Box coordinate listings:

- - - - -

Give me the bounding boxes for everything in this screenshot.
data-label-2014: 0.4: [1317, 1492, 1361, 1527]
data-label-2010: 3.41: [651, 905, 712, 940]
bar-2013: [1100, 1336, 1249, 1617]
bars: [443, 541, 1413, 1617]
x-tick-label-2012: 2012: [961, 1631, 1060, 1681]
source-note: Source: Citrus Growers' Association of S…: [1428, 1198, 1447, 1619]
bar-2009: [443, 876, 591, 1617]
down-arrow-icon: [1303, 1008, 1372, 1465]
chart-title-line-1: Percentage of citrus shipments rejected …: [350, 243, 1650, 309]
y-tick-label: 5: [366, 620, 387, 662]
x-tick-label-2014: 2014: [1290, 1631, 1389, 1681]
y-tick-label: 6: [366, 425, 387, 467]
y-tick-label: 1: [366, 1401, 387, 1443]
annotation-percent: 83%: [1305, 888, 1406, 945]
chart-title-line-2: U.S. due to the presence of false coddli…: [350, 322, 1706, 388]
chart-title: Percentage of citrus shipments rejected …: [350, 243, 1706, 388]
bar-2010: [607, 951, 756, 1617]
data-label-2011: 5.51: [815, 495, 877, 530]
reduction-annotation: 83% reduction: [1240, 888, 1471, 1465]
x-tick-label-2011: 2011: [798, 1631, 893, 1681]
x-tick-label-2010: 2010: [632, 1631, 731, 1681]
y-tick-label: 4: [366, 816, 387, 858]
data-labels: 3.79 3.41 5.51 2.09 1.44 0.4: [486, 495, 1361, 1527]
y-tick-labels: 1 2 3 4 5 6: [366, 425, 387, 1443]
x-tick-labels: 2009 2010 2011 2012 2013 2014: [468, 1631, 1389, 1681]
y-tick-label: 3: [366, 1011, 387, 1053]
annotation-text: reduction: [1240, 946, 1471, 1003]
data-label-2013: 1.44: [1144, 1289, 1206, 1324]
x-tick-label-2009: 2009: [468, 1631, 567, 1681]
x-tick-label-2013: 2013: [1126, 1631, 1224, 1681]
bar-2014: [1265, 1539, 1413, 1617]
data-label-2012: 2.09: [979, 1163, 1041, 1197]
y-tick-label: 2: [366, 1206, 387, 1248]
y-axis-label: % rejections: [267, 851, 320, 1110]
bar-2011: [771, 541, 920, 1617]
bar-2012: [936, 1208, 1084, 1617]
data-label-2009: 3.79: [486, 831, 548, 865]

- - - - -

• INSTRUCTIONS TO FOLLOW: Please reproduce these lines exactly, all of them, from the first to the last.

• EXERCISE RESPONSE:
Give me the bounding boxes for everything in this screenshot.
data-label-2014: 0.4: [1317, 1492, 1361, 1527]
data-label-2010: 3.41: [651, 905, 712, 940]
bar-2013: [1100, 1336, 1249, 1617]
bars: [443, 541, 1413, 1617]
x-tick-label-2012: 2012: [961, 1631, 1060, 1681]
source-note: Source: Citrus Growers' Association of S…: [1428, 1198, 1447, 1619]
bar-2009: [443, 876, 591, 1617]
down-arrow-icon: [1303, 1008, 1372, 1465]
chart-title-line-1: Percentage of citrus shipments rejected …: [350, 243, 1650, 309]
y-tick-label: 5: [366, 620, 387, 662]
x-tick-label-2014: 2014: [1290, 1631, 1389, 1681]
y-tick-label: 6: [366, 425, 387, 467]
y-tick-label: 1: [366, 1401, 387, 1443]
annotation-percent: 83%: [1305, 888, 1406, 945]
chart-title-line-2: U.S. due to the presence of false coddli…: [350, 322, 1706, 388]
chart-title: Percentage of citrus shipments rejected …: [350, 243, 1706, 388]
bar-2010: [607, 951, 756, 1617]
data-label-2011: 5.51: [815, 495, 877, 530]
reduction-annotation: 83% reduction: [1240, 888, 1471, 1465]
x-tick-label-2011: 2011: [798, 1631, 893, 1681]
x-tick-label-2010: 2010: [632, 1631, 731, 1681]
y-tick-label: 4: [366, 816, 387, 858]
data-labels: 3.79 3.41 5.51 2.09 1.44 0.4: [486, 495, 1361, 1527]
y-tick-labels: 1 2 3 4 5 6: [366, 425, 387, 1443]
x-tick-labels: 2009 2010 2011 2012 2013 2014: [468, 1631, 1389, 1681]
y-tick-label: 3: [366, 1011, 387, 1053]
annotation-text: reduction: [1240, 946, 1471, 1003]
data-label-2013: 1.44: [1144, 1289, 1206, 1324]
x-tick-label-2009: 2009: [468, 1631, 567, 1681]
x-tick-label-2013: 2013: [1126, 1631, 1224, 1681]
bar-2014: [1265, 1539, 1413, 1617]
data-label-2012: 2.09: [979, 1163, 1041, 1197]
y-tick-label: 2: [366, 1206, 387, 1248]
y-axis-label: % rejections: [267, 851, 320, 1110]
bar-2011: [771, 541, 920, 1617]
bar-2012: [936, 1208, 1084, 1617]
data-label-2009: 3.79: [486, 831, 548, 865]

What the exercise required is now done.